DATASET ROWS:
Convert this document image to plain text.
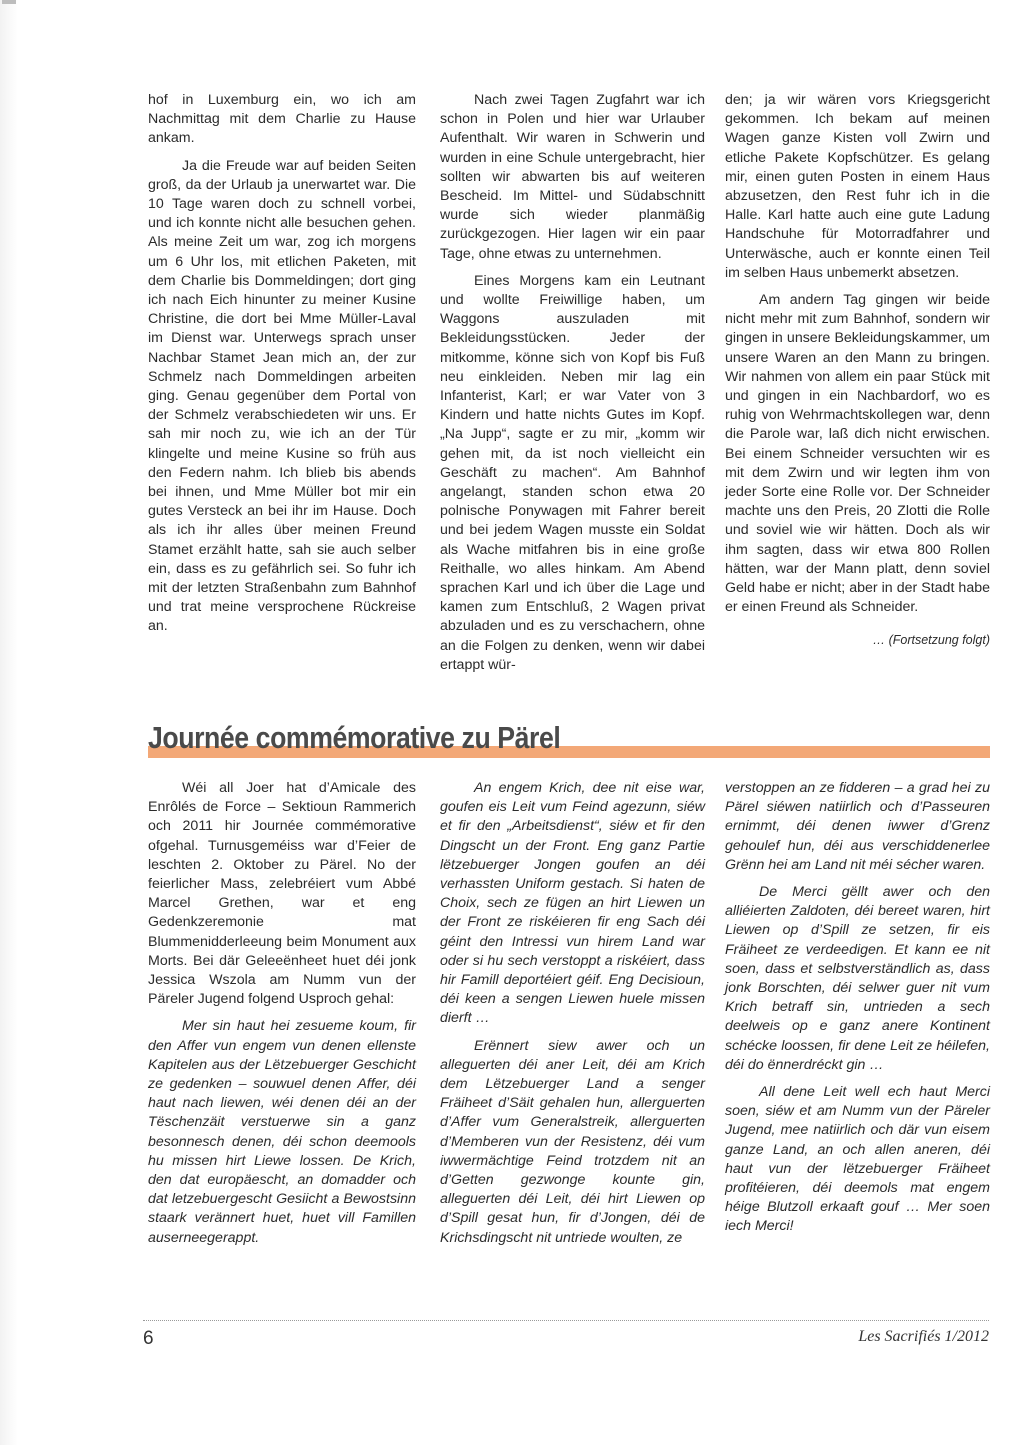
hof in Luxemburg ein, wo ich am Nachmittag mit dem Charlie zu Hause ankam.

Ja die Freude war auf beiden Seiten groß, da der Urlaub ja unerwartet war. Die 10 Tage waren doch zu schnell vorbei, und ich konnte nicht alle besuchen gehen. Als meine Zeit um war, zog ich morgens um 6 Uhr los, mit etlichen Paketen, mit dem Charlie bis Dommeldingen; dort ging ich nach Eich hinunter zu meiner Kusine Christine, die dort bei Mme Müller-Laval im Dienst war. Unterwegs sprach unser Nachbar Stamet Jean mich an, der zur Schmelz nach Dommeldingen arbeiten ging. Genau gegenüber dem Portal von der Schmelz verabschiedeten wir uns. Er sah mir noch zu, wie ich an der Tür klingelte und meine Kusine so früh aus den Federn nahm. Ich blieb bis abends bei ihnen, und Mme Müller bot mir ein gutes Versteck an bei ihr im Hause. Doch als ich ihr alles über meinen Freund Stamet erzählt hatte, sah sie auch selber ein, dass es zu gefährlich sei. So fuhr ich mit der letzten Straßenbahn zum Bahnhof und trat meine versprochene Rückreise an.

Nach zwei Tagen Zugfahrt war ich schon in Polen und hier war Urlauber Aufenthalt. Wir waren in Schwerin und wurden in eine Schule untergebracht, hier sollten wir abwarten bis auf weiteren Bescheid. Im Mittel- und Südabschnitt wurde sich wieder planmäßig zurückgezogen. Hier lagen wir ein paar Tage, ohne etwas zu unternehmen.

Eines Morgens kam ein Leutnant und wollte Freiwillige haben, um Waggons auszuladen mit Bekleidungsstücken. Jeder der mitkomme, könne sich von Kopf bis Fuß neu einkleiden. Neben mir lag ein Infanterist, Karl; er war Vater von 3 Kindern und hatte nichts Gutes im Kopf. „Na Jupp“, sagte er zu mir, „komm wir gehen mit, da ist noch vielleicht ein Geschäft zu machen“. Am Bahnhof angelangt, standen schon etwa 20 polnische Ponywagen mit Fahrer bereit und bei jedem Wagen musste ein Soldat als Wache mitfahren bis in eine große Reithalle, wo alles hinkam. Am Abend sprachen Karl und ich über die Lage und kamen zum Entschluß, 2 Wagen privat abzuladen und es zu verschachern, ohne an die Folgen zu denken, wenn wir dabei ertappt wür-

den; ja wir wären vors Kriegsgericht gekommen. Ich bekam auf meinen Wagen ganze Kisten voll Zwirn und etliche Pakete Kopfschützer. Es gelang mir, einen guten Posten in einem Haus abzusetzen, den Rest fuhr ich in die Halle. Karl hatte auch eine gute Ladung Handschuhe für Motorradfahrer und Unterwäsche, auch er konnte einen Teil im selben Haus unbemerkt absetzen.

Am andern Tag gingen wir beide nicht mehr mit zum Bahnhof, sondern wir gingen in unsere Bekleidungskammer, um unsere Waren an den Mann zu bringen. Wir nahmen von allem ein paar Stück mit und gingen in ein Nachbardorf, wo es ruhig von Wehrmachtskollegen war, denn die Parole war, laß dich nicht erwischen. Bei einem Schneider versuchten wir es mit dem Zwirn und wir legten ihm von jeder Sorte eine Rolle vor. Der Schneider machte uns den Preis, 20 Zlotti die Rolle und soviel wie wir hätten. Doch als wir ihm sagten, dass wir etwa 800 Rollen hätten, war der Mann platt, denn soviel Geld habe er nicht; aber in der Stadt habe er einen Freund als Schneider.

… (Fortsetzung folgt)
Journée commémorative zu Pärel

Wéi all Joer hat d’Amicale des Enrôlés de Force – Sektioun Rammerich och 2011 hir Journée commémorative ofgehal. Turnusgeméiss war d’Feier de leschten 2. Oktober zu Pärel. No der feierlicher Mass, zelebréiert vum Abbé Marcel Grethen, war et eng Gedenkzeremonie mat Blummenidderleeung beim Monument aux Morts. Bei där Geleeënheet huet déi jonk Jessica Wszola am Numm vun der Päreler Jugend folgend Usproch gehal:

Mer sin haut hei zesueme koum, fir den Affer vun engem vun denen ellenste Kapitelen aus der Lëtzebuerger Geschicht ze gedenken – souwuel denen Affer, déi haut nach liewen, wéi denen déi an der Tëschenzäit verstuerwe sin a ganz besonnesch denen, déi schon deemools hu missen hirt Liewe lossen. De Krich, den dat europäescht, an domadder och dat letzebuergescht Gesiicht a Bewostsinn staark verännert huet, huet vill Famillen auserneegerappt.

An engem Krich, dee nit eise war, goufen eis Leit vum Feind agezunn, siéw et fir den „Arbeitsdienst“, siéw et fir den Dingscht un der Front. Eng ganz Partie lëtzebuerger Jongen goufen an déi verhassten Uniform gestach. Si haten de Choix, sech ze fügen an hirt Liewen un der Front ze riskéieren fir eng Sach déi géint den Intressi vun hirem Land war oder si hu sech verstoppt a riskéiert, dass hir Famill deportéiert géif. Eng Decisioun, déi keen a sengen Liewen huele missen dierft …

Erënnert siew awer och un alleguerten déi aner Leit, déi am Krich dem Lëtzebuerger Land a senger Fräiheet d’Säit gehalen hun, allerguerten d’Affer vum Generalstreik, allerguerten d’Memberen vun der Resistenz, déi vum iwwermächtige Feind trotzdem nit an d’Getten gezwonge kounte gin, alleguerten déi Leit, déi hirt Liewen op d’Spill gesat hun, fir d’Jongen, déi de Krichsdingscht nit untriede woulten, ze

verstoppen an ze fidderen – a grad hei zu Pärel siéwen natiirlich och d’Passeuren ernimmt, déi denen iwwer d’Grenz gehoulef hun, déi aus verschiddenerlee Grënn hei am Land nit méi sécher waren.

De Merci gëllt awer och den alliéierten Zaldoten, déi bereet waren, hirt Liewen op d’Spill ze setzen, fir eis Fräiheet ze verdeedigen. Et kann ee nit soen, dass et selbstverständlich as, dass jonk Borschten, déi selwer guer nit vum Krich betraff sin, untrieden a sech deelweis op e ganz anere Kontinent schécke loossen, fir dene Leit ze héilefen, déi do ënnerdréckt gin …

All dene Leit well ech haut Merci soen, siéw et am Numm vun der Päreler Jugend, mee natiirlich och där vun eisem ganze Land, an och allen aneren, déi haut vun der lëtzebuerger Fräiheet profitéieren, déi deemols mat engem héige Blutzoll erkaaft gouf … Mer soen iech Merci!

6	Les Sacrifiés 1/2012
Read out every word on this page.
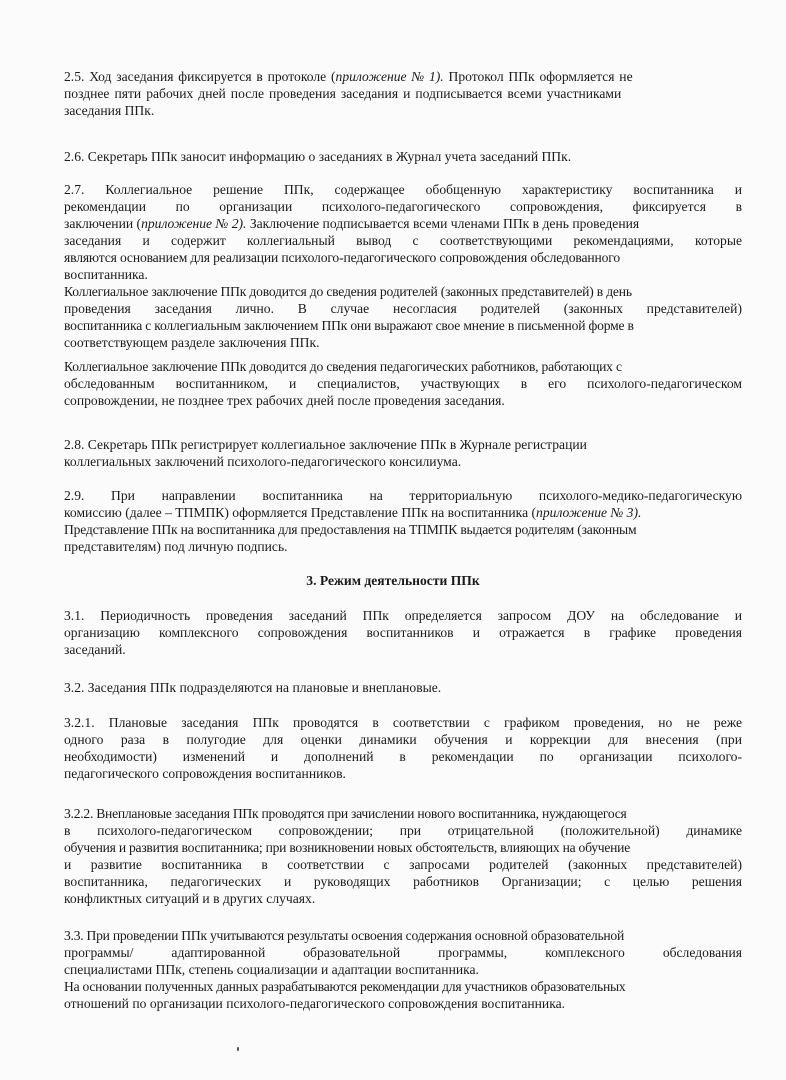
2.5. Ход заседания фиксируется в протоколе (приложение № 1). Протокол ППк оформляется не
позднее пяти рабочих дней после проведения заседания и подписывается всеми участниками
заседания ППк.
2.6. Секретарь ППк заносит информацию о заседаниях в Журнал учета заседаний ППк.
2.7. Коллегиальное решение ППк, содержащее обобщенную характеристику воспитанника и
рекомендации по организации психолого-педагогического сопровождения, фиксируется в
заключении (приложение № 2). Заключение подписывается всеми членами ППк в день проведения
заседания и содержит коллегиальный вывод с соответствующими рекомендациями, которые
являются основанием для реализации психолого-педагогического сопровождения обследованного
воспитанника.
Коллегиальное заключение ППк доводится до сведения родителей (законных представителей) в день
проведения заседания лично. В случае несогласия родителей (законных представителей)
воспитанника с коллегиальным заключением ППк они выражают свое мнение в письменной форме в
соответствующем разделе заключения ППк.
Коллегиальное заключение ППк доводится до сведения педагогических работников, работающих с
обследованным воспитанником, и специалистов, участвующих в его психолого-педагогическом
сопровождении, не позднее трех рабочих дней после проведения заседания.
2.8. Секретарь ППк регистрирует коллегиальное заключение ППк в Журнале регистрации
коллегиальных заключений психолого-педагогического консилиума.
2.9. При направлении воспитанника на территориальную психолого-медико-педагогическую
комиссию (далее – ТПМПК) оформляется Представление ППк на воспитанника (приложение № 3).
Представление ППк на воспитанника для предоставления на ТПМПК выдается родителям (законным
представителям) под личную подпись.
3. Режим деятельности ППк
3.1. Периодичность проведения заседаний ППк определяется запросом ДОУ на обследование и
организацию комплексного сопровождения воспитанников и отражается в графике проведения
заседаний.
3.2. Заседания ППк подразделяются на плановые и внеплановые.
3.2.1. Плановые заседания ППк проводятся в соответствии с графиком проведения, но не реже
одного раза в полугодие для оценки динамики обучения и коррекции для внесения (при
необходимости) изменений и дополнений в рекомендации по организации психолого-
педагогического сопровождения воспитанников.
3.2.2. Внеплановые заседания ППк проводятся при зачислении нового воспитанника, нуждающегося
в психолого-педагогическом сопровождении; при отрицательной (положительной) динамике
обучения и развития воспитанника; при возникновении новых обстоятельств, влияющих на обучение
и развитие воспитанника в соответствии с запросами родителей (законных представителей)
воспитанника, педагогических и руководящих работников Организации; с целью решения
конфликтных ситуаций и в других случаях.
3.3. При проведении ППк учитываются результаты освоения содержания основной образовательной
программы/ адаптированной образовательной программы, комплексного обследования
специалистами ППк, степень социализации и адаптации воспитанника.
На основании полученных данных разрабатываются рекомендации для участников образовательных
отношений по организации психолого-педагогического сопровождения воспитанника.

STATED EXERCISE: Pull out all lines of the data with the string "Merci".

EXERCISE RESPONSE:
De Merci gëllt awer och den alliéierten Zaldoten, déi bereet waren, hirt Liewen op d’Spill ze setzen, fir eis Fräiheet ze verdeedigen. Et kann ee nit soen, dass et selbstverständlich as, dass jonk Borschten, déi selwer guer nit vum Krich betraff sin, untrieden a sech deelweis op e ganz anere Kontinent schécke loossen, fir dene Leit ze héilefen, déi do ënnerdréckt gin …
All dene Leit well ech haut Merci soen, siéw et am Numm vun der Päreler Jugend, mee natiirlich och där vun eisem ganze Land, an och allen aneren, déi haut vun der lëtzebuerger Fräiheet profitéieren, déi deemols mat engem héige Blutzoll erkaaft gouf … Mer soen iech Merci!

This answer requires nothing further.